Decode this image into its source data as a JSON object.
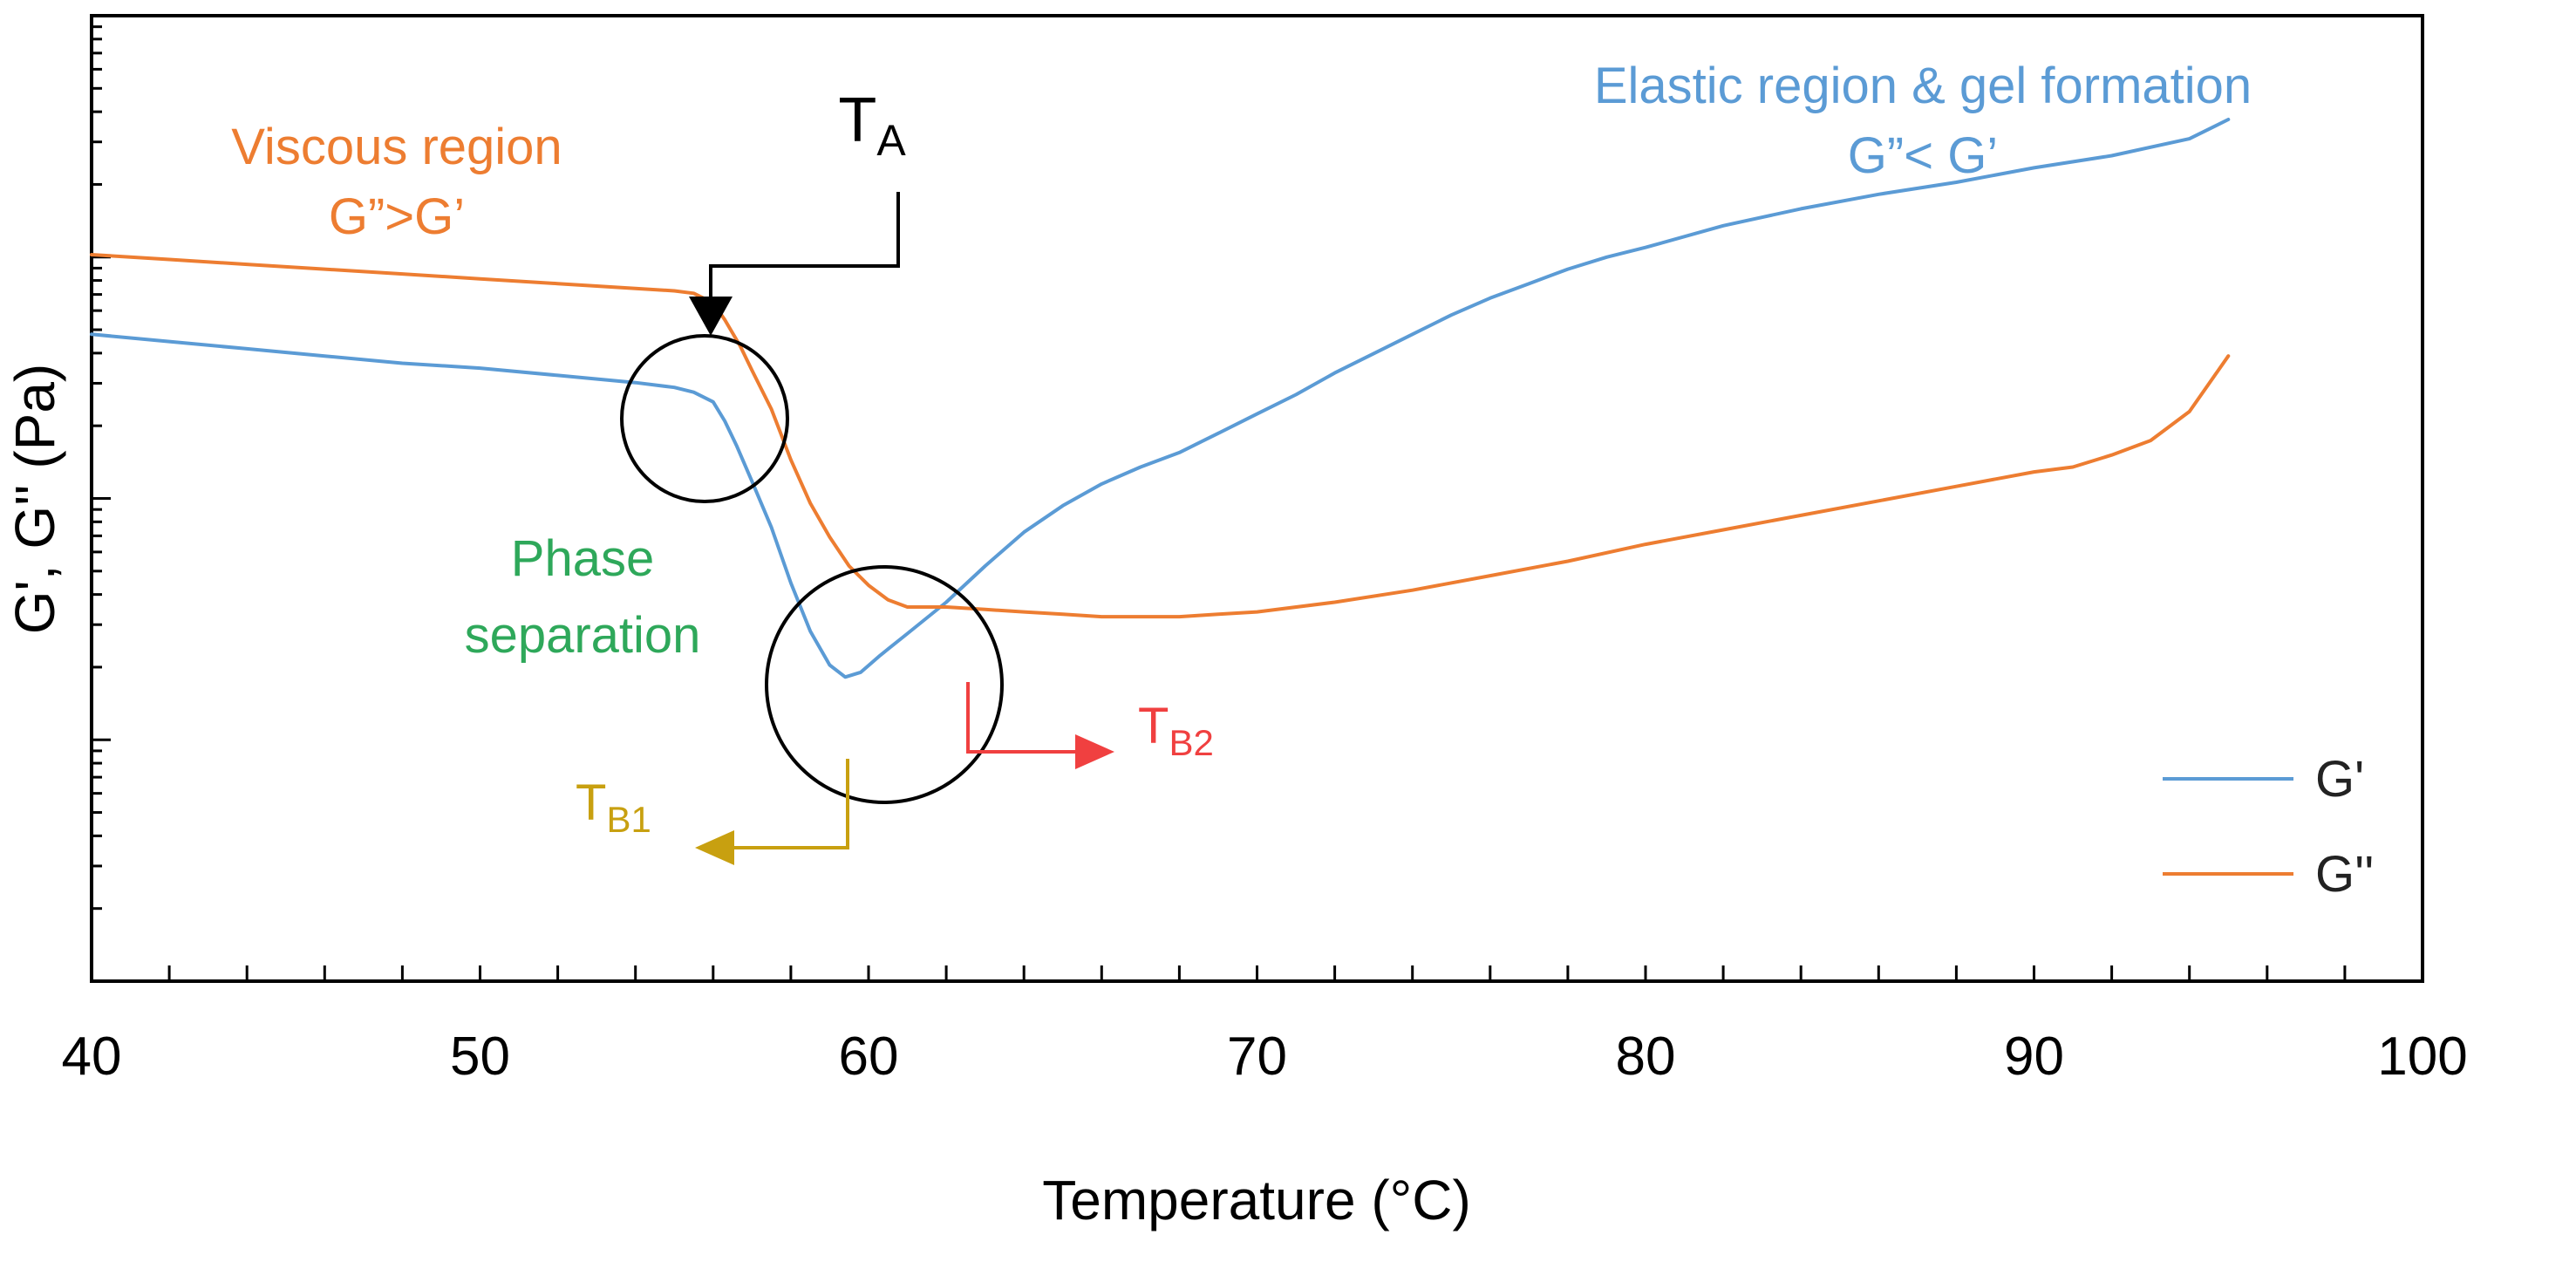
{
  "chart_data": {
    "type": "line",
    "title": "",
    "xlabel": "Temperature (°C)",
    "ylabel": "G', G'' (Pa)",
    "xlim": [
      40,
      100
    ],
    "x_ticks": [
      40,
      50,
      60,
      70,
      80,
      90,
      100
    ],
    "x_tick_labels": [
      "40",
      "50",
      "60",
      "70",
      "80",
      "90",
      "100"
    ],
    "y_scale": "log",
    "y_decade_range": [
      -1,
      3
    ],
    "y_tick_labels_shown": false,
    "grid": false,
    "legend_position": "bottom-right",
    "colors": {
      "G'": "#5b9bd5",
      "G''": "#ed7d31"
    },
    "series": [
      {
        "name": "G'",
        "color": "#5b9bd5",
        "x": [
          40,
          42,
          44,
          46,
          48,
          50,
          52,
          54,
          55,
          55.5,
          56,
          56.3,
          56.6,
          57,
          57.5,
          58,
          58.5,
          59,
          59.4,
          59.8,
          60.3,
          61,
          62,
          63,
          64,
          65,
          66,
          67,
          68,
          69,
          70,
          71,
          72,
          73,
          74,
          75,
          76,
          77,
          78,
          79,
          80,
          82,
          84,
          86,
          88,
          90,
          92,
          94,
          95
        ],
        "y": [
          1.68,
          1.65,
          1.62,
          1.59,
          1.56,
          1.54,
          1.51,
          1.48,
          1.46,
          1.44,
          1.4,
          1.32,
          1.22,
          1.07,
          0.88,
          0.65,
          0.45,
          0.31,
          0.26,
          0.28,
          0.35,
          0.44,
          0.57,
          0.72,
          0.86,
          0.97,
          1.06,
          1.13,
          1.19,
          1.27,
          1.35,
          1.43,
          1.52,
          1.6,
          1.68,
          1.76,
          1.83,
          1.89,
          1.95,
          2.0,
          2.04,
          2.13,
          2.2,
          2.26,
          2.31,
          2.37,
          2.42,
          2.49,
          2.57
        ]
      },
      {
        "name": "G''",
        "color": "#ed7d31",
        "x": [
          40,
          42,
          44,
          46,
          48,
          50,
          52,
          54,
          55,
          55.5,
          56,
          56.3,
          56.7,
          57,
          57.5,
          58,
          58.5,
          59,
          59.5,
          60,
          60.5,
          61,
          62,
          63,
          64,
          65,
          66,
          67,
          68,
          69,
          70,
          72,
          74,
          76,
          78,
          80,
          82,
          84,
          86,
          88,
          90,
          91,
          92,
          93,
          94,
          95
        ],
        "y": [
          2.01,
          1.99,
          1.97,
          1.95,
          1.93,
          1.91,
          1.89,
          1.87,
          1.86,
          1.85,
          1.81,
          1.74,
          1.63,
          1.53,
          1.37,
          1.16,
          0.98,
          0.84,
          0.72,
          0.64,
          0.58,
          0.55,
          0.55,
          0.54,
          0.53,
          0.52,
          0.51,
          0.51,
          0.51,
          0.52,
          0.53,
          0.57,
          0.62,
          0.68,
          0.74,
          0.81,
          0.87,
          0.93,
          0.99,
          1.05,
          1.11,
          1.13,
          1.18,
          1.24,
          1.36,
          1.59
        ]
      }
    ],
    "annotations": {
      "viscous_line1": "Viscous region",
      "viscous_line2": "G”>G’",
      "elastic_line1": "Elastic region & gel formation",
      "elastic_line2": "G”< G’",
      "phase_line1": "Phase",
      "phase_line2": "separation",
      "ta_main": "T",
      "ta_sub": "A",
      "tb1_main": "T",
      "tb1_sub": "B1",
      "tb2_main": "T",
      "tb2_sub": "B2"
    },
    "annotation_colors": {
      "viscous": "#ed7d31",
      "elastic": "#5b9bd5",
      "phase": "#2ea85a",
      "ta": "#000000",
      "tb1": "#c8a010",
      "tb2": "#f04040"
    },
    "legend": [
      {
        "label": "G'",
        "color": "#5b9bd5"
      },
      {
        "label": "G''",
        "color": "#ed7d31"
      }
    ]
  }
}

______

_Written instruction_: Set each line of the records down exactly, leaving every picture out.

_Output of the exercise_:
Decode this image into its source data as a JSON object.
{
  "chart_data": {
    "type": "line",
    "title": "",
    "xlabel": "Temperature (°C)",
    "ylabel": "G', G'' (Pa)",
    "xlim": [
      40,
      100
    ],
    "x_ticks": [
      40,
      50,
      60,
      70,
      80,
      90,
      100
    ],
    "x_tick_labels": [
      "40",
      "50",
      "60",
      "70",
      "80",
      "90",
      "100"
    ],
    "y_scale": "log",
    "y_decade_range": [
      -1,
      3
    ],
    "y_tick_labels_shown": false,
    "grid": false,
    "legend_position": "bottom-right",
    "colors": {
      "G'": "#5b9bd5",
      "G''": "#ed7d31"
    },
    "series": [
      {
        "name": "G'",
        "color": "#5b9bd5",
        "x": [
          40,
          42,
          44,
          46,
          48,
          50,
          52,
          54,
          55,
          55.5,
          56,
          56.3,
          56.6,
          57,
          57.5,
          58,
          58.5,
          59,
          59.4,
          59.8,
          60.3,
          61,
          62,
          63,
          64,
          65,
          66,
          67,
          68,
          69,
          70,
          71,
          72,
          73,
          74,
          75,
          76,
          77,
          78,
          79,
          80,
          82,
          84,
          86,
          88,
          90,
          92,
          94,
          95
        ],
        "y": [
          1.68,
          1.65,
          1.62,
          1.59,
          1.56,
          1.54,
          1.51,
          1.48,
          1.46,
          1.44,
          1.4,
          1.32,
          1.22,
          1.07,
          0.88,
          0.65,
          0.45,
          0.31,
          0.26,
          0.28,
          0.35,
          0.44,
          0.57,
          0.72,
          0.86,
          0.97,
          1.06,
          1.13,
          1.19,
          1.27,
          1.35,
          1.43,
          1.52,
          1.6,
          1.68,
          1.76,
          1.83,
          1.89,
          1.95,
          2.0,
          2.04,
          2.13,
          2.2,
          2.26,
          2.31,
          2.37,
          2.42,
          2.49,
          2.57
        ]
      },
      {
        "name": "G''",
        "color": "#ed7d31",
        "x": [
          40,
          42,
          44,
          46,
          48,
          50,
          52,
          54,
          55,
          55.5,
          56,
          56.3,
          56.7,
          57,
          57.5,
          58,
          58.5,
          59,
          59.5,
          60,
          60.5,
          61,
          62,
          63,
          64,
          65,
          66,
          67,
          68,
          69,
          70,
          72,
          74,
          76,
          78,
          80,
          82,
          84,
          86,
          88,
          90,
          91,
          92,
          93,
          94,
          95
        ],
        "y": [
          2.01,
          1.99,
          1.97,
          1.95,
          1.93,
          1.91,
          1.89,
          1.87,
          1.86,
          1.85,
          1.81,
          1.74,
          1.63,
          1.53,
          1.37,
          1.16,
          0.98,
          0.84,
          0.72,
          0.64,
          0.58,
          0.55,
          0.55,
          0.54,
          0.53,
          0.52,
          0.51,
          0.51,
          0.51,
          0.52,
          0.53,
          0.57,
          0.62,
          0.68,
          0.74,
          0.81,
          0.87,
          0.93,
          0.99,
          1.05,
          1.11,
          1.13,
          1.18,
          1.24,
          1.36,
          1.59
        ]
      }
    ],
    "annotations": {
      "viscous_line1": "Viscous region",
      "viscous_line2": "G”>G’",
      "elastic_line1": "Elastic region & gel formation",
      "elastic_line2": "G”< G’",
      "phase_line1": "Phase",
      "phase_line2": "separation",
      "ta_main": "T",
      "ta_sub": "A",
      "tb1_main": "T",
      "tb1_sub": "B1",
      "tb2_main": "T",
      "tb2_sub": "B2"
    },
    "annotation_colors": {
      "viscous": "#ed7d31",
      "elastic": "#5b9bd5",
      "phase": "#2ea85a",
      "ta": "#000000",
      "tb1": "#c8a010",
      "tb2": "#f04040"
    },
    "legend": [
      {
        "label": "G'",
        "color": "#5b9bd5"
      },
      {
        "label": "G''",
        "color": "#ed7d31"
      }
    ]
  }
}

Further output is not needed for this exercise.